__Stated task__.
Take the lines starting with the one that contains "label-part: (Z/Z: [146, 1139, 174, 1154]" and going on through the one that contains "x-axis-label: (data-model)/error: [380, 568, 501, 583]", and write out only those lines again with each "weight-marker" replaced by "weight-dot" and everything else left unchanged.
###
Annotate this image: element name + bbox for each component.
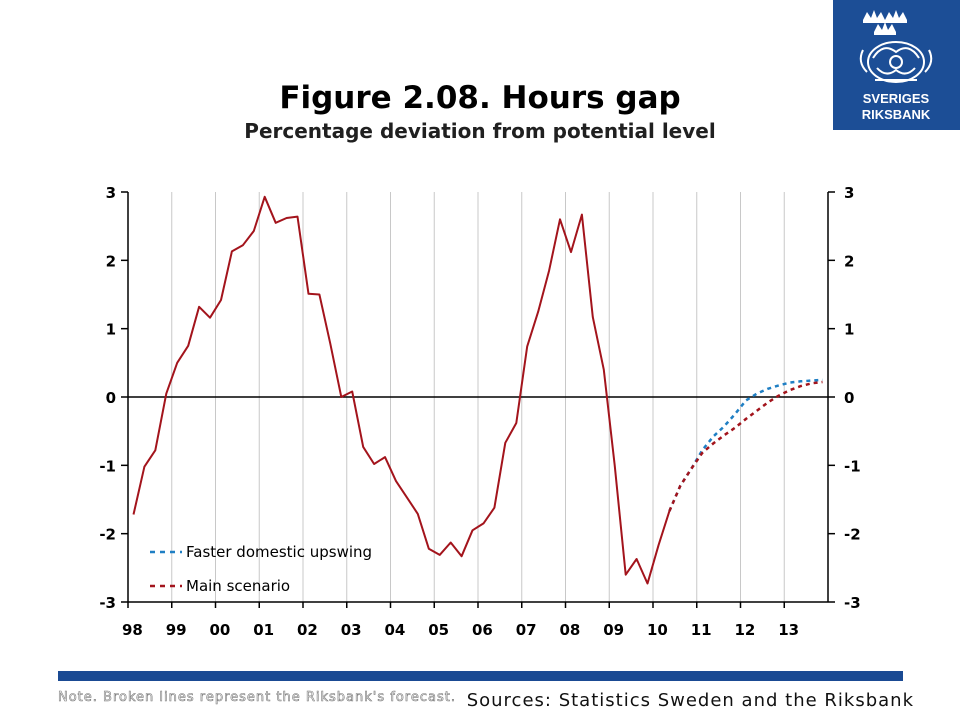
chart-title: Figure 2.08. Hours gap	[279, 80, 681, 116]
legend-label: Main scenario	[186, 577, 290, 595]
x-tick-label: 02	[297, 621, 318, 639]
legend-label: Faster domestic upswing	[186, 543, 372, 561]
x-tick-label: 11	[691, 621, 712, 639]
series-line-main-scenario	[668, 380, 823, 512]
x-tick-label: 12	[734, 621, 755, 639]
y-tick-label-left: -1	[99, 457, 116, 475]
y-tick-label-right: 1	[844, 321, 854, 339]
x-tick-label: 00	[209, 621, 230, 639]
crown-icon	[863, 10, 907, 35]
series-line-faster-domestic-upswing	[668, 378, 823, 512]
x-tick-label: 04	[384, 621, 405, 639]
x-tick-label: 01	[253, 621, 274, 639]
x-tick-label: 05	[428, 621, 449, 639]
riksbank-logo: SVERIGES RIKSBANK	[833, 0, 960, 130]
y-tick-label-left: 2	[106, 252, 116, 270]
x-tick-label: 10	[647, 621, 668, 639]
logo-text-line1: SVERIGES	[863, 91, 930, 106]
y-tick-label-right: -2	[844, 526, 861, 544]
y-tick-label-left: -3	[99, 594, 116, 612]
sources-text: Sources: Statistics Sweden and the Riksb…	[466, 690, 914, 711]
y-tick-label-left: -2	[99, 526, 116, 544]
legend: Faster domestic upswing Main scenario	[150, 543, 372, 595]
x-tick-label: 13	[778, 621, 799, 639]
y-tick-label-right: 2	[844, 252, 854, 270]
chart-subtitle: Percentage deviation from potential leve…	[244, 119, 716, 143]
y-tick-label-left: 3	[106, 184, 116, 202]
x-tick-label: 08	[559, 621, 580, 639]
y-tick-label-right: 0	[844, 389, 854, 407]
y-tick-label-left: 0	[106, 389, 116, 407]
axes	[121, 191, 835, 608]
logo-text-line2: RIKSBANK	[862, 107, 931, 122]
y-tick-label-right: 3	[844, 184, 854, 202]
tick-labels: 3 32 21 10 0-1 -1-2 -2-3 -398 99 00 01 02 03 04 05 06 07…	[99, 184, 860, 639]
footer-bar	[58, 671, 903, 681]
series-lines	[132, 195, 823, 585]
x-tick-label: 07	[516, 621, 537, 639]
x-tick-label: 06	[472, 621, 493, 639]
series-line-outcome	[132, 195, 671, 585]
y-tick-label-right: -3	[844, 594, 861, 612]
y-tick-label-right: -1	[844, 457, 861, 475]
x-tick-label: 99	[166, 621, 187, 639]
riksbank-emblem-icon	[859, 41, 933, 83]
x-tick-label: 03	[341, 621, 362, 639]
x-tick-label: 09	[603, 621, 624, 639]
x-tick-label: 98	[122, 621, 143, 639]
y-tick-label-left: 1	[106, 321, 116, 339]
footnote: Note. Broken lines represent the Riksban…	[58, 690, 456, 706]
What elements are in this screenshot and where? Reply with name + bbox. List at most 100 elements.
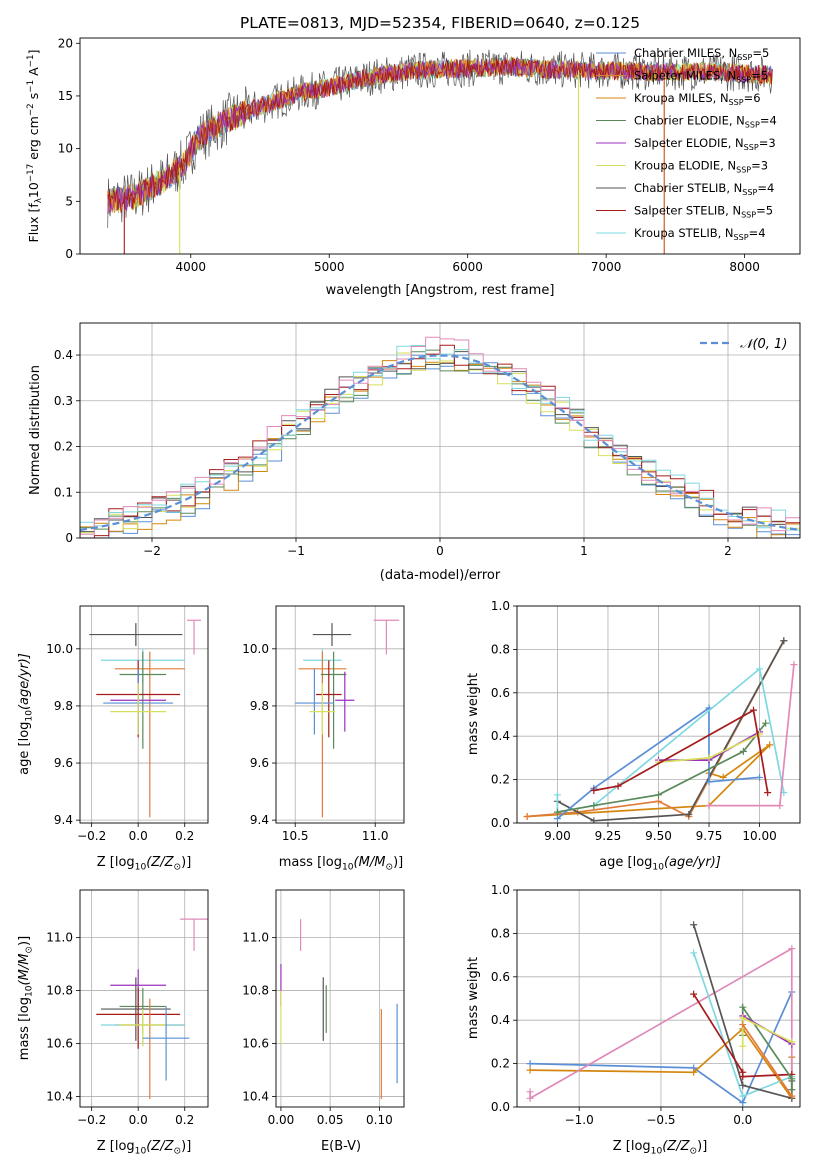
label-part: (Z/Z: [146, 1139, 174, 1154]
normal-curve: [80, 354, 800, 532]
age-vs-metallicity-panel: −0.2 0.0 0.29.49.69.810.0Z [log10(Z/Z⊙)]ag…: [17, 605, 209, 872]
y-tick-label: 10.8: [242, 984, 269, 998]
y-tick-label: 10.0: [46, 642, 73, 656]
weight-marker: [690, 949, 698, 957]
weight-marker: [780, 637, 788, 645]
weight-marker: [756, 665, 764, 673]
label-part: ⊙: [24, 946, 34, 954]
y-tick-label: 9.6: [54, 756, 73, 770]
label-part: 10: [342, 862, 354, 872]
weight-marker: [788, 1086, 796, 1094]
x-tick-label: 10.00: [742, 829, 776, 843]
label-part: −1: [26, 54, 36, 67]
x-axis-label: mass [log10(M/M⊙)]: [279, 855, 403, 872]
weight-line: [527, 640, 785, 818]
label-part: SSP: [741, 210, 756, 219]
y-tick-label: 10.4: [46, 1089, 73, 1103]
weight-marker: [685, 810, 693, 818]
y-axis-label: mass weight: [466, 673, 481, 755]
x-tick-label: −2: [143, 544, 161, 558]
plot-area: [80, 336, 800, 538]
y-tick-label: 10.4: [242, 1089, 269, 1103]
x-axis-label: Z [log10(Z/Z⊙)]: [613, 1139, 708, 1156]
weight-marker: [739, 1042, 747, 1050]
legend-label: Kroupa ELODIE, NSSP=3: [634, 159, 768, 175]
label-part: erg cm: [26, 116, 41, 164]
x-tick-label: 9.25: [595, 829, 622, 843]
weight-marker: [756, 773, 764, 781]
label-part: SSP: [742, 188, 757, 197]
y-tick-label: 10.8: [46, 984, 73, 998]
residual-histogram-panel: −2 −1 0 1 2 0 0.1 0.2 0.3 0.4 (data-model)/error No…: [28, 322, 801, 583]
x-tick-label: 9.50: [645, 829, 672, 843]
label-part: SSP: [734, 233, 749, 242]
label-part: 10: [24, 985, 34, 997]
label-part: Chabrier MILES, N: [634, 46, 737, 60]
weight-marker: [526, 1060, 534, 1068]
weight-marker: [590, 786, 598, 794]
x-axis-label: (data-model)/error: [380, 568, 501, 583]
weight-marker: [750, 706, 758, 714]
y-tick-label: 0.4: [54, 348, 73, 362]
label-part: mass [log: [279, 855, 342, 870]
mass-vs-ebv-panel: 0.00 0.05 0.10 10.4 10.6 10.8 11.0 E(B-V): [242, 889, 405, 1154]
y-tick-label: 1.0: [491, 599, 510, 613]
weight-marker: [526, 1094, 534, 1102]
label-part: )]: [393, 855, 403, 870]
weight-marker: [614, 782, 622, 790]
label-part: )]: [697, 1139, 707, 1154]
label-part: mass [log: [17, 997, 32, 1060]
label-part: Chabrier ELODIE, N: [634, 114, 745, 128]
legend-label: 𝒩(0, 1): [740, 337, 787, 352]
y-tick-label: 0.4: [491, 1013, 510, 1027]
label-part: =4: [749, 226, 766, 240]
label-part: =5: [756, 204, 773, 218]
label-part: )]: [181, 855, 191, 870]
y-tick-label: 10.0: [242, 642, 269, 656]
label-part: (Z/Z: [146, 855, 174, 870]
y-tick-label: 11.0: [46, 931, 73, 945]
legend-label: Chabrier STELIB, NSSP=4: [634, 181, 774, 197]
x-tick-label: 9.75: [696, 829, 723, 843]
label-part: A: [26, 67, 41, 80]
label-part: Salpeter MILES, N: [634, 69, 736, 83]
x-axis-label: Z [log10(Z/Z⊙)]: [97, 855, 192, 872]
label-part: =6: [744, 91, 761, 105]
weight-marker: [705, 754, 713, 762]
x-tick-label: 9.00: [544, 829, 571, 843]
weight-marker: [590, 802, 598, 810]
label-part: −1: [26, 80, 36, 93]
label-part: 10: [24, 710, 34, 722]
label-part: ⊙: [385, 862, 393, 872]
age-vs-mass-panel: 10.5 11.0 9.4 9.6 9.8 10.0 mass [log10(M/M⊙)]: [242, 605, 405, 872]
label-part: age [log: [599, 855, 652, 870]
weight-marker: [739, 1014, 747, 1022]
x-tick-label: 5000: [314, 260, 345, 274]
label-part: (M/M: [17, 954, 32, 986]
label-part: ⊙: [174, 1146, 182, 1156]
label-part: =5: [752, 46, 769, 60]
x-tick-label: 10.5: [282, 829, 309, 843]
label-part: (age/yr)]: [664, 855, 721, 870]
axes-frame: [516, 889, 801, 1108]
weight-marker: [739, 747, 747, 755]
label-part: Z [log: [97, 855, 135, 870]
y-axis-label: Flux [fλ10−17 erg cm−2 s−1 A−1]: [26, 50, 44, 243]
weight-marker: [739, 1092, 747, 1100]
weight-marker: [690, 1068, 698, 1076]
legend-label: Salpeter STELIB, NSSP=5: [634, 204, 773, 220]
label-part: Salpeter STELIB, N: [634, 204, 741, 218]
weight-marker: [526, 1066, 534, 1074]
y-tick-label: 0.1: [54, 485, 73, 499]
spectrum-panel: 4000 5000 6000 7000 8000 0 5 10 15 20 wavelength […: [26, 36, 801, 298]
x-tick-label: −0.2: [77, 829, 106, 843]
x-tick-label: 0.0: [129, 829, 148, 843]
weight-line: [593, 708, 769, 793]
weight-marker: [526, 1088, 534, 1096]
legend-label: Chabrier MILES, NSSP=5: [634, 46, 769, 62]
y-tick-label: 11.0: [242, 931, 269, 945]
y-tick-label: 1.0: [491, 883, 510, 897]
y-tick-label: 0.2: [491, 1057, 510, 1071]
label-part: (M/M: [354, 855, 386, 870]
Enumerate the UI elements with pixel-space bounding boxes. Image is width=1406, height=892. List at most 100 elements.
###
__Solution below__.
label-part: (Z/Z: [146, 1139, 174, 1154]
normal-curve: [80, 354, 800, 532]
age-vs-metallicity-panel: −0.2 0.0 0.29.49.69.810.0Z [log10(Z/Z⊙)]ag…: [17, 605, 209, 872]
y-tick-label: 10.8: [242, 984, 269, 998]
y-tick-label: 10.0: [46, 642, 73, 656]
weight-dot: [690, 949, 698, 957]
weight-dot: [780, 637, 788, 645]
weight-dot: [756, 665, 764, 673]
label-part: ⊙: [24, 946, 34, 954]
y-tick-label: 9.6: [54, 756, 73, 770]
label-part: 10: [342, 862, 354, 872]
weight-dot: [788, 1086, 796, 1094]
x-tick-label: 10.00: [742, 829, 776, 843]
label-part: −1: [26, 54, 36, 67]
x-axis-label: mass [log10(M/M⊙)]: [279, 855, 403, 872]
weight-line: [527, 640, 785, 818]
label-part: SSP: [741, 210, 756, 219]
y-tick-label: 10.4: [46, 1089, 73, 1103]
weight-dot: [685, 810, 693, 818]
y-axis-label: mass weight: [466, 673, 481, 755]
x-tick-label: −2: [143, 544, 161, 558]
plot-area: [80, 336, 800, 538]
y-tick-label: 10.4: [242, 1089, 269, 1103]
x-axis-label: Z [log10(Z/Z⊙)]: [613, 1139, 708, 1156]
weight-dot: [739, 1042, 747, 1050]
legend-label: Kroupa ELODIE, NSSP=3: [634, 159, 768, 175]
label-part: erg cm: [26, 116, 41, 164]
x-tick-label: 9.25: [595, 829, 622, 843]
weight-dot: [756, 773, 764, 781]
label-part: SSP: [742, 188, 757, 197]
y-tick-label: 10.8: [46, 984, 73, 998]
residual-histogram-panel: −2 −1 0 1 2 0 0.1 0.2 0.3 0.4 (data-model)/error No…: [28, 322, 801, 583]
x-tick-label: 9.50: [645, 829, 672, 843]
label-part: SSP: [734, 233, 749, 242]
label-part: 10: [24, 985, 34, 997]
label-part: Chabrier MILES, N: [634, 46, 737, 60]
weight-dot: [526, 1060, 534, 1068]
weight-dot: [590, 786, 598, 794]
x-axis-label: (data-model)/error: [380, 568, 501, 583]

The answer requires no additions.